__Exercise description__
Which lines in the records below contain the word "Chrome"? Copy each of them.

(Stored entries)
'''

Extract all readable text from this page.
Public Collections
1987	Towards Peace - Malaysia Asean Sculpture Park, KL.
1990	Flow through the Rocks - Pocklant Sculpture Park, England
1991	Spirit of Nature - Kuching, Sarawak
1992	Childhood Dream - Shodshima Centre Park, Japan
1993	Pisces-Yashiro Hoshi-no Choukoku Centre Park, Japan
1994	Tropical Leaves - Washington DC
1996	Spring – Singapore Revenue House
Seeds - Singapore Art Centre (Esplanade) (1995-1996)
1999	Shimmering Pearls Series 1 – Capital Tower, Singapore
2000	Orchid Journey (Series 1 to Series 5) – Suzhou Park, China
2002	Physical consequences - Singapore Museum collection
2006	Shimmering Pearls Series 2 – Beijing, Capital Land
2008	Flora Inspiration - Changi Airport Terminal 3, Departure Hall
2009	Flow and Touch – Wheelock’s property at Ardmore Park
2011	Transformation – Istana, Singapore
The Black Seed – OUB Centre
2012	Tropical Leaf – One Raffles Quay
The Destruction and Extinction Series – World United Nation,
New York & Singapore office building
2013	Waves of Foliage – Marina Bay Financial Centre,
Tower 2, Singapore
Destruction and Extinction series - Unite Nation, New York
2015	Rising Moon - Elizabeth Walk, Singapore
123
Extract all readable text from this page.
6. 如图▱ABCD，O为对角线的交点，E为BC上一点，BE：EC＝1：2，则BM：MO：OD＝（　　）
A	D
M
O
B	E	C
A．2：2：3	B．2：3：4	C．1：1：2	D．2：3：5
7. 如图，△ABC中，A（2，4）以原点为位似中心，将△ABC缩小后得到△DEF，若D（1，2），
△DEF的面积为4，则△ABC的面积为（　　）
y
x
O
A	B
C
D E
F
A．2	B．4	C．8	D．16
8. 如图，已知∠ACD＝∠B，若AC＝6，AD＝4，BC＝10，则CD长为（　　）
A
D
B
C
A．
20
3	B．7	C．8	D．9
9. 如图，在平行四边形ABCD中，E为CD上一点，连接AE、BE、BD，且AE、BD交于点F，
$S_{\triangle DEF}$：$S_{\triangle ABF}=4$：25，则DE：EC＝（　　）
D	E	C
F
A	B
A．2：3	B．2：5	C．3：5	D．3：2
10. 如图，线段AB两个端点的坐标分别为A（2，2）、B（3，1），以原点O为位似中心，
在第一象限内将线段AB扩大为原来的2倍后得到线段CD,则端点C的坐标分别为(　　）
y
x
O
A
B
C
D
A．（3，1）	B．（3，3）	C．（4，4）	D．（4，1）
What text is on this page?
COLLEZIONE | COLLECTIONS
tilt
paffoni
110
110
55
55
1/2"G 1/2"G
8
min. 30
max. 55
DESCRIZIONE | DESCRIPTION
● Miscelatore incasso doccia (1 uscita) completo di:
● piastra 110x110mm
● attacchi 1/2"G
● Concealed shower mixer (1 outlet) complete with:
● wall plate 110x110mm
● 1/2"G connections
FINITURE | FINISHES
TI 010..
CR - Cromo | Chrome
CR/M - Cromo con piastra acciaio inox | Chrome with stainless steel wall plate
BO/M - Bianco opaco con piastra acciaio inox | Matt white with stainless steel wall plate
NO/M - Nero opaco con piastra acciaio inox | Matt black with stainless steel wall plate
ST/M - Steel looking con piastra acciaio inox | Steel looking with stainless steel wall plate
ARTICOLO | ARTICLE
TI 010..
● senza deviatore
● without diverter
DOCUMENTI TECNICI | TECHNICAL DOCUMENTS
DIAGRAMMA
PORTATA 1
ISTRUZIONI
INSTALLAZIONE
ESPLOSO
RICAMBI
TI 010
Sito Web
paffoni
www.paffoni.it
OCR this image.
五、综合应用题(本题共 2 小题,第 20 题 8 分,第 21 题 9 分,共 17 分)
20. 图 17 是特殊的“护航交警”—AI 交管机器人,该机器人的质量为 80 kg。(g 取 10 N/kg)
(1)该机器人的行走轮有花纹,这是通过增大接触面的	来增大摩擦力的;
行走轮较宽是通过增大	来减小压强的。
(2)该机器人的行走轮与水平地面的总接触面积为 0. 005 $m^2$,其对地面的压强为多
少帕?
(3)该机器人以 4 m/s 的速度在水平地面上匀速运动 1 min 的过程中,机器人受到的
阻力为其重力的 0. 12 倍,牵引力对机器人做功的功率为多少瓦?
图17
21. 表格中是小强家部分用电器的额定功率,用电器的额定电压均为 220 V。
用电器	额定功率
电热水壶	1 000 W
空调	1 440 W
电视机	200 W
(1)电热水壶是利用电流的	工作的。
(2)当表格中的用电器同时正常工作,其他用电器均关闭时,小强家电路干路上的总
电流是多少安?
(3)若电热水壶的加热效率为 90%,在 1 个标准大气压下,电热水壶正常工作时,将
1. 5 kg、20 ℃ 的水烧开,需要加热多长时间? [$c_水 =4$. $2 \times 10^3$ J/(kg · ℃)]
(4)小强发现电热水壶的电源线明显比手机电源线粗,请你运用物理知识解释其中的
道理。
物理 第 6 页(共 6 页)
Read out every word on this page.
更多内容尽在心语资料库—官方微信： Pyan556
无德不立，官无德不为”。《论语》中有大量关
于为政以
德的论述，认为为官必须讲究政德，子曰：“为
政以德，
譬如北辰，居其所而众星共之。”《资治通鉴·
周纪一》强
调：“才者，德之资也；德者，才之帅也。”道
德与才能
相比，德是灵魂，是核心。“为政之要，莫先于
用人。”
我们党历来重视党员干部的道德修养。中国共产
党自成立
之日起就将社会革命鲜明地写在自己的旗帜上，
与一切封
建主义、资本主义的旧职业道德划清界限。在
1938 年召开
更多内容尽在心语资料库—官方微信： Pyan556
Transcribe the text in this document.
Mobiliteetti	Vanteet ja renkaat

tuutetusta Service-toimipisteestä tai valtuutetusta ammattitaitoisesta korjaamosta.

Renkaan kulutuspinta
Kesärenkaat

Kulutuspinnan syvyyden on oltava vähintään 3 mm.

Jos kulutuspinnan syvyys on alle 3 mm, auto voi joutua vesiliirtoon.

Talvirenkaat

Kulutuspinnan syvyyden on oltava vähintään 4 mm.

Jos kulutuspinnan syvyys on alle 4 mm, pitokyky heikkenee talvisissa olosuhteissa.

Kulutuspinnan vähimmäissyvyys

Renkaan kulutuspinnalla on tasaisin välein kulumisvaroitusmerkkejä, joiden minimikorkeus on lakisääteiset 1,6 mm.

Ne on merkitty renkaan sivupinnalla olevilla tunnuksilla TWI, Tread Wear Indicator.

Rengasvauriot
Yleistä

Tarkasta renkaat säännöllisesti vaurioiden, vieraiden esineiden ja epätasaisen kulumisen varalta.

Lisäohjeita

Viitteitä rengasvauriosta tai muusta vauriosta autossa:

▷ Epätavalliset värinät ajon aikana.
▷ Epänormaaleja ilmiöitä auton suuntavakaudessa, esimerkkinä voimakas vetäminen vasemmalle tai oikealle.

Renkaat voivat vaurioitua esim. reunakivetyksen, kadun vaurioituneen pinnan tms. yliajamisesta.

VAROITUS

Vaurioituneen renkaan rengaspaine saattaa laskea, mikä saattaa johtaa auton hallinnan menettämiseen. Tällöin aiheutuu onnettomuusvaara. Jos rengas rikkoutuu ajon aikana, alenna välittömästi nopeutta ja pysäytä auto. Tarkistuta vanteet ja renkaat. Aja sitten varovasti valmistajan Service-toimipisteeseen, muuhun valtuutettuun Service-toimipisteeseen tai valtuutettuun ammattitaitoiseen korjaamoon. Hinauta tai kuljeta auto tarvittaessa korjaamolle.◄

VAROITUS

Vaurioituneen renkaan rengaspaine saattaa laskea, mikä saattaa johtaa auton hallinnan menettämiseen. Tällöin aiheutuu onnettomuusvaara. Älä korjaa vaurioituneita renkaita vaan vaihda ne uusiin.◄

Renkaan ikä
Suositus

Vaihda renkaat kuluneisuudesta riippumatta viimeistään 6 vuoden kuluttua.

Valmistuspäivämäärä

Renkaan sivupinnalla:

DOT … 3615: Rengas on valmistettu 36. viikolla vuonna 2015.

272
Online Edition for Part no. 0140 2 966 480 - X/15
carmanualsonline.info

'''

__Answer to the exercise__
CR - Cromo | Chrome
CR/M - Cromo con piastra acciaio inox | Chrome with stainless steel wall plate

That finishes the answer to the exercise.